[Data records]
■ ■ ■ ■ ■ ■ ■

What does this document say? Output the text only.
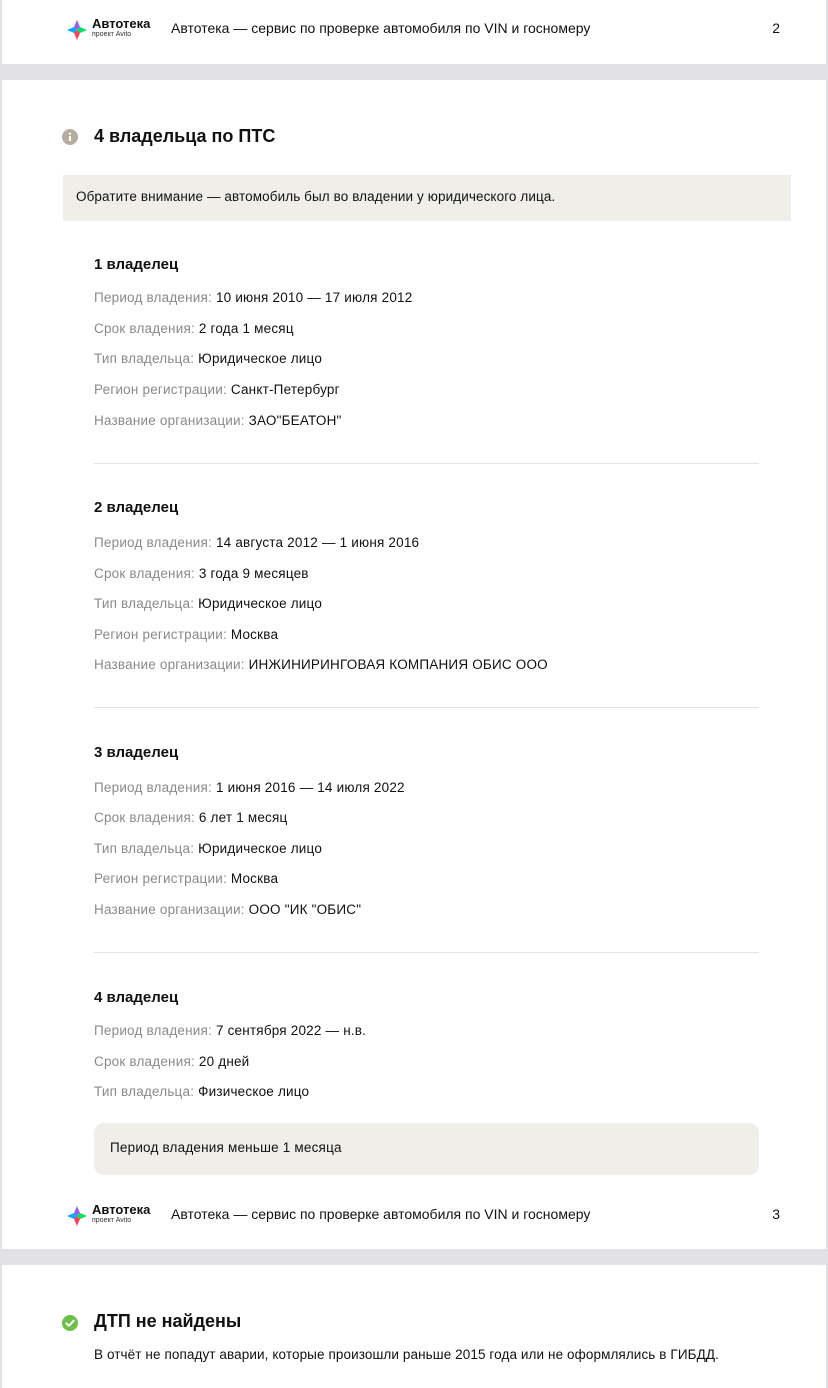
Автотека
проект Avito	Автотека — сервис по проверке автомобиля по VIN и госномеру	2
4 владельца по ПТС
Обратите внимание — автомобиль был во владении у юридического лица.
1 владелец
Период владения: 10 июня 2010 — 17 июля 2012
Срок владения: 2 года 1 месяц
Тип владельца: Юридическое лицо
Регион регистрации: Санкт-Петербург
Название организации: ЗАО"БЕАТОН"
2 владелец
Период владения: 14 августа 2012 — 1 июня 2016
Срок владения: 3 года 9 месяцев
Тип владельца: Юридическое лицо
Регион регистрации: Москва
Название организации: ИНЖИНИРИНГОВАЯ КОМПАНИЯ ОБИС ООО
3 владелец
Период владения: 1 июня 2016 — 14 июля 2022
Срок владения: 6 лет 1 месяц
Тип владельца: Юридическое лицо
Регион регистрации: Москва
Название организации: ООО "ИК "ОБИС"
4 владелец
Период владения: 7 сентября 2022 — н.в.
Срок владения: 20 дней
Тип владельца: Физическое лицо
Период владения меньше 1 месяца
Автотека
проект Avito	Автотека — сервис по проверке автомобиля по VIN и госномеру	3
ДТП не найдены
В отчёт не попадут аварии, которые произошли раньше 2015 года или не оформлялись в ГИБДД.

■ ■ ■ ■ ■ ■ ■

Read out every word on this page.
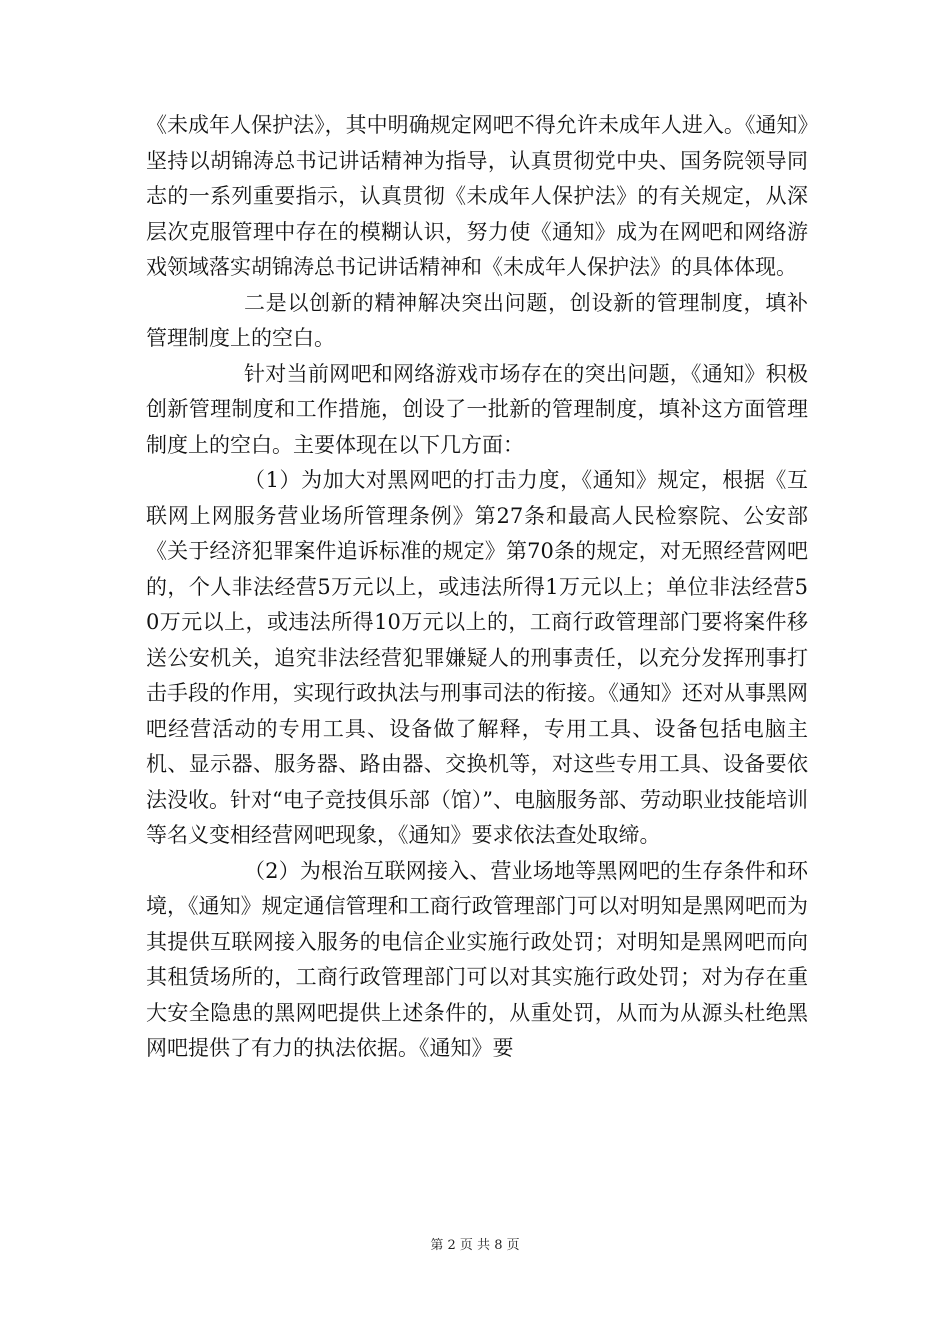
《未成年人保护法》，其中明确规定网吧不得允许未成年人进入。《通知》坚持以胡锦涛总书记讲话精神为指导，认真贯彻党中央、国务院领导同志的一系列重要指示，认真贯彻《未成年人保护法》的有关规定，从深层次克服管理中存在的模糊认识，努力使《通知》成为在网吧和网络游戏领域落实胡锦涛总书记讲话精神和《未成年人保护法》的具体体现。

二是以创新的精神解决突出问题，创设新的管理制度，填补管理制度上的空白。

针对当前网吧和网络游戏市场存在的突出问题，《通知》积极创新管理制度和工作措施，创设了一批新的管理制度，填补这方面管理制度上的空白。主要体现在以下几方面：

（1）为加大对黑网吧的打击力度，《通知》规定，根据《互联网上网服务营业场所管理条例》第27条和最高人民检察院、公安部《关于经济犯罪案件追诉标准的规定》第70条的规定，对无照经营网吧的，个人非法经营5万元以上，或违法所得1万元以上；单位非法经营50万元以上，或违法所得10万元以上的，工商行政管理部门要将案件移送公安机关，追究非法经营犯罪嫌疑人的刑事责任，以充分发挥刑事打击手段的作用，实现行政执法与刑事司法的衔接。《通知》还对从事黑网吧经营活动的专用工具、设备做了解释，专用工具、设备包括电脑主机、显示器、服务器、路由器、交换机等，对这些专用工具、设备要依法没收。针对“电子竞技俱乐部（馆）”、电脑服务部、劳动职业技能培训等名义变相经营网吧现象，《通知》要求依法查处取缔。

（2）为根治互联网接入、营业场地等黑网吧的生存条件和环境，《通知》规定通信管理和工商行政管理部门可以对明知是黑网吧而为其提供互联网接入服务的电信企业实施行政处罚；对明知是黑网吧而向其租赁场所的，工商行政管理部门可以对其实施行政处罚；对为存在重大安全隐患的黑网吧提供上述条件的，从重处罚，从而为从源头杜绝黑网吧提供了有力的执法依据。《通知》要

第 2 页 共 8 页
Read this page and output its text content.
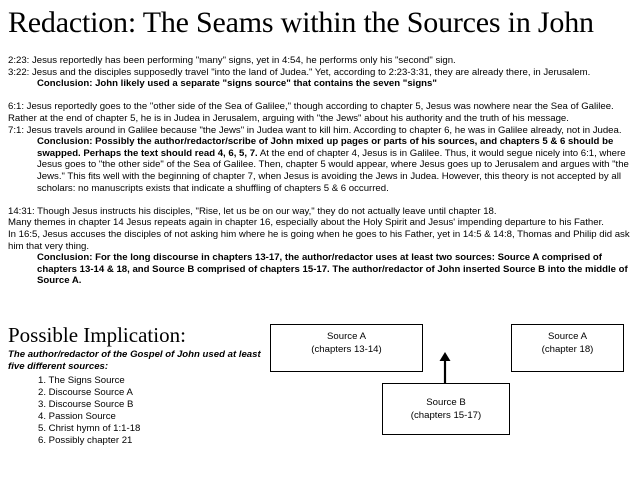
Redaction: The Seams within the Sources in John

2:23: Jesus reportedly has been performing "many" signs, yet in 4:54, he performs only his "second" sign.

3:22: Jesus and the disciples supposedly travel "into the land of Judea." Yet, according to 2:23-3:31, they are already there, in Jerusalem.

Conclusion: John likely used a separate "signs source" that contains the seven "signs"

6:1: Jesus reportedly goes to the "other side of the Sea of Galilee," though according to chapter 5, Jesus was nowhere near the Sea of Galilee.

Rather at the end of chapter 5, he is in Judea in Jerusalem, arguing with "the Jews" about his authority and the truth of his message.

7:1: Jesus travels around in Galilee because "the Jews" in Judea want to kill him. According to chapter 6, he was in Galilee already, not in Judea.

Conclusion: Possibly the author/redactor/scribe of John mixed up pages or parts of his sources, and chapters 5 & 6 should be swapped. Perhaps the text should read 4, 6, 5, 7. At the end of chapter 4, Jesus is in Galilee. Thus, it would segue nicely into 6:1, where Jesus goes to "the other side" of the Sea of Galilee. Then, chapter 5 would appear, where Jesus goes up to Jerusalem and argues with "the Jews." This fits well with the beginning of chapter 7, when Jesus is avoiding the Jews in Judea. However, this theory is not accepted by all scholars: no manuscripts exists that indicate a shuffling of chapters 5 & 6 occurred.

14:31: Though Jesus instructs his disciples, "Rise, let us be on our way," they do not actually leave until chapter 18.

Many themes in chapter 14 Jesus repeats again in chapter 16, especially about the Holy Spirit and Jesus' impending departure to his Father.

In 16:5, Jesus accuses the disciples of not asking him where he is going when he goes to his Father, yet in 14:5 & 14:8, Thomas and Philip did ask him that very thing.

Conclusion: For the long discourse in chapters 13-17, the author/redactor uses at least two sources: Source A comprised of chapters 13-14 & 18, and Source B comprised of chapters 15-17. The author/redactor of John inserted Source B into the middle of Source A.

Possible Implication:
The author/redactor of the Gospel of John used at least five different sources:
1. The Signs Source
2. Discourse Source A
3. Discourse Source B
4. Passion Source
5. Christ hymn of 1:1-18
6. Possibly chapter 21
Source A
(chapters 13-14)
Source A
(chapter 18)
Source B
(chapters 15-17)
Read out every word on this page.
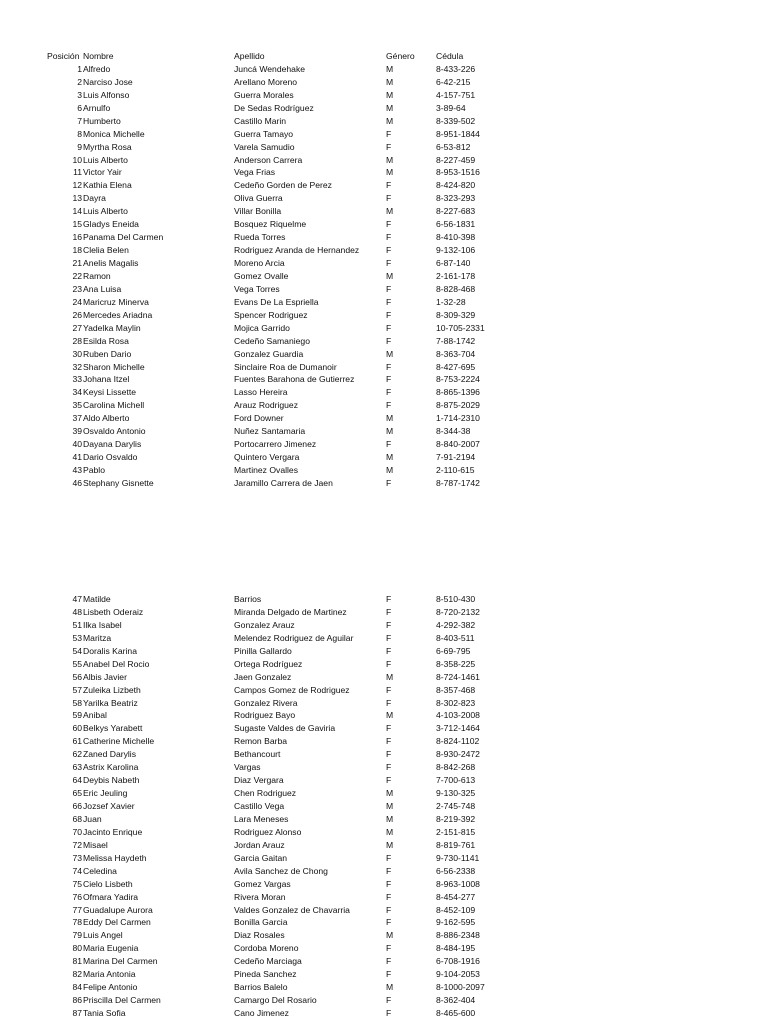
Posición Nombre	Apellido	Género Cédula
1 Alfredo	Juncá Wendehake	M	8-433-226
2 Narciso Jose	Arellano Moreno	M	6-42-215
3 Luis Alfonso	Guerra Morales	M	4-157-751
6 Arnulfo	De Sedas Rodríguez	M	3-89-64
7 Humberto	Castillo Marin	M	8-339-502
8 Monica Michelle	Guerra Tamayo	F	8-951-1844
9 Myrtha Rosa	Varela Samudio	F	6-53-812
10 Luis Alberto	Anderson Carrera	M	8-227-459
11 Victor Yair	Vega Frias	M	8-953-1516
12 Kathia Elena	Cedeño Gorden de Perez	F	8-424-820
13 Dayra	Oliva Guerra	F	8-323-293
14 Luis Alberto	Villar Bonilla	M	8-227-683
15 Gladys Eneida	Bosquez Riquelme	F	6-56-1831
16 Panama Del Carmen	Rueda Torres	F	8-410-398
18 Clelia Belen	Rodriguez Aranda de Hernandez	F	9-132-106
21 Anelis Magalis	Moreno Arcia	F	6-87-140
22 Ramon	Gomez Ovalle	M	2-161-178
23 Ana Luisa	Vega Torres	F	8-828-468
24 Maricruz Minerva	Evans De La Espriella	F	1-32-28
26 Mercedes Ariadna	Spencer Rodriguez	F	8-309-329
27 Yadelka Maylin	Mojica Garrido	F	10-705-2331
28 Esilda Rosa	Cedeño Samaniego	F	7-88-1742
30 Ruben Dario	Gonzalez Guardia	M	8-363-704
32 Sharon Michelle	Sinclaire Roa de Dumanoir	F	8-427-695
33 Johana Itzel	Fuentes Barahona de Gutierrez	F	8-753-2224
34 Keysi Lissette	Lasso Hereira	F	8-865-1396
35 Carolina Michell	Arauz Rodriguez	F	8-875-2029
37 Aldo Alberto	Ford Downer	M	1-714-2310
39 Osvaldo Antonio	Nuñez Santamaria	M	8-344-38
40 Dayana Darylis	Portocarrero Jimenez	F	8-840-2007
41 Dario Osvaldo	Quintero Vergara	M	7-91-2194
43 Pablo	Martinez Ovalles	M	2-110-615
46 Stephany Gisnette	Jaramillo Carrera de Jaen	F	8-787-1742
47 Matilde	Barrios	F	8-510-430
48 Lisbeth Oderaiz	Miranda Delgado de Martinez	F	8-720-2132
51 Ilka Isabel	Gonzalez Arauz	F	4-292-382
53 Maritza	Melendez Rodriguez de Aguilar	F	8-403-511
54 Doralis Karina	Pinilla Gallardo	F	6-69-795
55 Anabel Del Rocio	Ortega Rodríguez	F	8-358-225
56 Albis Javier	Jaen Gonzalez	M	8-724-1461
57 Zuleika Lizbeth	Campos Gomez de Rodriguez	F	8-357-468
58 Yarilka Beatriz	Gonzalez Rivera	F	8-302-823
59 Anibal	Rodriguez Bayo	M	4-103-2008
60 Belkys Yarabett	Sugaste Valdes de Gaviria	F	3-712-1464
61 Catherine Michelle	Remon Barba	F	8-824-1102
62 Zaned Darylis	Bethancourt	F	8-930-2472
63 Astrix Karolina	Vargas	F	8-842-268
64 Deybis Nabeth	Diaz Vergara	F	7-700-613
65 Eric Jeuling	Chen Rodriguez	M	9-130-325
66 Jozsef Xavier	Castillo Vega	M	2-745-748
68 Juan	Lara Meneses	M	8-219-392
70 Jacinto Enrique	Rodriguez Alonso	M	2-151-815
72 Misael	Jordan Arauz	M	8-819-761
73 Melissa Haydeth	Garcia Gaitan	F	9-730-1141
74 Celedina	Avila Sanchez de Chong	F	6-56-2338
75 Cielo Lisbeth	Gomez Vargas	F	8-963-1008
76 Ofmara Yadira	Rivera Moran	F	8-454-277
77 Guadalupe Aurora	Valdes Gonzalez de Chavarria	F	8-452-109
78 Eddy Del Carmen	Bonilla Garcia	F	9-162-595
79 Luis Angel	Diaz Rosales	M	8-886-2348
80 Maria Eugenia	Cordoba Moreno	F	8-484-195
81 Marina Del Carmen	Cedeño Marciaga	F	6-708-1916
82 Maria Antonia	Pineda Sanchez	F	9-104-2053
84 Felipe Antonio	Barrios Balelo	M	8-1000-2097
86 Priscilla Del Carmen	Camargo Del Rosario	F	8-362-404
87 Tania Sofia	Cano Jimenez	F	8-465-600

■ ■ ■ ■ ■ ■ ■

§ **Written exercise**: Return only those lines of the records that contain the string "least".

§ **Response below**:
Conclusion: For the long discourse in chapters 13-17, the author/redactor uses at least two sources: Source A comprised of chapters 13-14 & 18, and Source B comprised of chapters 15-17. The author/redactor of John inserted Source B into the middle of Source A.
The author/redactor of the Gospel of John used at least five different sources:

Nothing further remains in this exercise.